◆ Task to complete: Please repeat all of the lines that follow, exactly as written.

Entries with figure data
----
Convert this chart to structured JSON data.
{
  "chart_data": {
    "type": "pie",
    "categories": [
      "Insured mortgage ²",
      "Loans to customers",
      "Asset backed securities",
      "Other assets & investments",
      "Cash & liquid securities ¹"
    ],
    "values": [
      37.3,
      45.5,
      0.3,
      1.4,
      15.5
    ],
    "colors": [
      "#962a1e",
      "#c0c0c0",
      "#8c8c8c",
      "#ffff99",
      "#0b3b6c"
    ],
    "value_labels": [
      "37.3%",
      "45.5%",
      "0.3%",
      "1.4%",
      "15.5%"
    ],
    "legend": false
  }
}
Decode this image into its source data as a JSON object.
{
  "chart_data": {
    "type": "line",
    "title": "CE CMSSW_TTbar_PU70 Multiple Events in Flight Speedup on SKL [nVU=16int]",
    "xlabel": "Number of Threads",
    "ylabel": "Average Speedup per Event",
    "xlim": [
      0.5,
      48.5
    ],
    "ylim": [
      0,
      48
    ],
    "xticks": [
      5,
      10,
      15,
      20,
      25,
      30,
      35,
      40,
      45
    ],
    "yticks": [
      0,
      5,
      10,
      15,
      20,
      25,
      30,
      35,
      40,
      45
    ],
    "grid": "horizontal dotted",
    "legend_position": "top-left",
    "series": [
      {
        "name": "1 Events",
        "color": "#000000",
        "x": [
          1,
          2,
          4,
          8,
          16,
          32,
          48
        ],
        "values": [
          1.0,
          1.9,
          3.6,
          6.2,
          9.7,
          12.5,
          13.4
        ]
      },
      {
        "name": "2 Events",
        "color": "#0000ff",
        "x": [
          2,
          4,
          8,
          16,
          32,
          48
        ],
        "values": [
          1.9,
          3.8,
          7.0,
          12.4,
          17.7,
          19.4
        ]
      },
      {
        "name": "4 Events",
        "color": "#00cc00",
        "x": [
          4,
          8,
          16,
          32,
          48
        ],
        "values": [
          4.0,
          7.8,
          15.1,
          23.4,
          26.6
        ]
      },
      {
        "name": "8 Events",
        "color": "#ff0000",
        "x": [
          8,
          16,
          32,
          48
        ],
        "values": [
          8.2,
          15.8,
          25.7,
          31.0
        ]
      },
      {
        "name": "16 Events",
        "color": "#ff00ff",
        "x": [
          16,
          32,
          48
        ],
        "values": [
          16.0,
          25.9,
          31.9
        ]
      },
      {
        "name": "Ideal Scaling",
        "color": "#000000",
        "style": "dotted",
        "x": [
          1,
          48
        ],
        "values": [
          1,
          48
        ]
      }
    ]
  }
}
----
◆ Result of this exercise:
Convert this chart to structured JSON data.
{
  "chart_data": {
    "type": "pie",
    "categories": [
      "Insured mortgage ²",
      "Loans to customers",
      "Asset backed securities",
      "Other assets & investments",
      "Cash & liquid securities ¹"
    ],
    "values": [
      37.3,
      45.5,
      0.3,
      1.4,
      15.5
    ],
    "colors": [
      "#962a1e",
      "#c0c0c0",
      "#8c8c8c",
      "#ffff99",
      "#0b3b6c"
    ],
    "value_labels": [
      "37.3%",
      "45.5%",
      "0.3%",
      "1.4%",
      "15.5%"
    ],
    "legend": false
  }
}
Decode this image into its source data as a JSON object.
{
  "chart_data": {
    "type": "line",
    "title": "CE CMSSW_TTbar_PU70 Multiple Events in Flight Speedup on SKL [nVU=16int]",
    "xlabel": "Number of Threads",
    "ylabel": "Average Speedup per Event",
    "xlim": [
      0.5,
      48.5
    ],
    "ylim": [
      0,
      48
    ],
    "xticks": [
      5,
      10,
      15,
      20,
      25,
      30,
      35,
      40,
      45
    ],
    "yticks": [
      0,
      5,
      10,
      15,
      20,
      25,
      30,
      35,
      40,
      45
    ],
    "grid": "horizontal dotted",
    "legend_position": "top-left",
    "series": [
      {
        "name": "1 Events",
        "color": "#000000",
        "x": [
          1,
          2,
          4,
          8,
          16,
          32,
          48
        ],
        "values": [
          1.0,
          1.9,
          3.6,
          6.2,
          9.7,
          12.5,
          13.4
        ]
      },
      {
        "name": "2 Events",
        "color": "#0000ff",
        "x": [
          2,
          4,
          8,
          16,
          32,
          48
        ],
        "values": [
          1.9,
          3.8,
          7.0,
          12.4,
          17.7,
          19.4
        ]
      },
      {
        "name": "4 Events",
        "color": "#00cc00",
        "x": [
          4,
          8,
          16,
          32,
          48
        ],
        "values": [
          4.0,
          7.8,
          15.1,
          23.4,
          26.6
        ]
      },
      {
        "name": "8 Events",
        "color": "#ff0000",
        "x": [
          8,
          16,
          32,
          48
        ],
        "values": [
          8.2,
          15.8,
          25.7,
          31.0
        ]
      },
      {
        "name": "16 Events",
        "color": "#ff00ff",
        "x": [
          16,
          32,
          48
        ],
        "values": [
          16.0,
          25.9,
          31.9
        ]
      },
      {
        "name": "Ideal Scaling",
        "color": "#000000",
        "style": "dotted",
        "x": [
          1,
          48
        ],
        "values": [
          1,
          48
        ]
      }
    ]
  }
}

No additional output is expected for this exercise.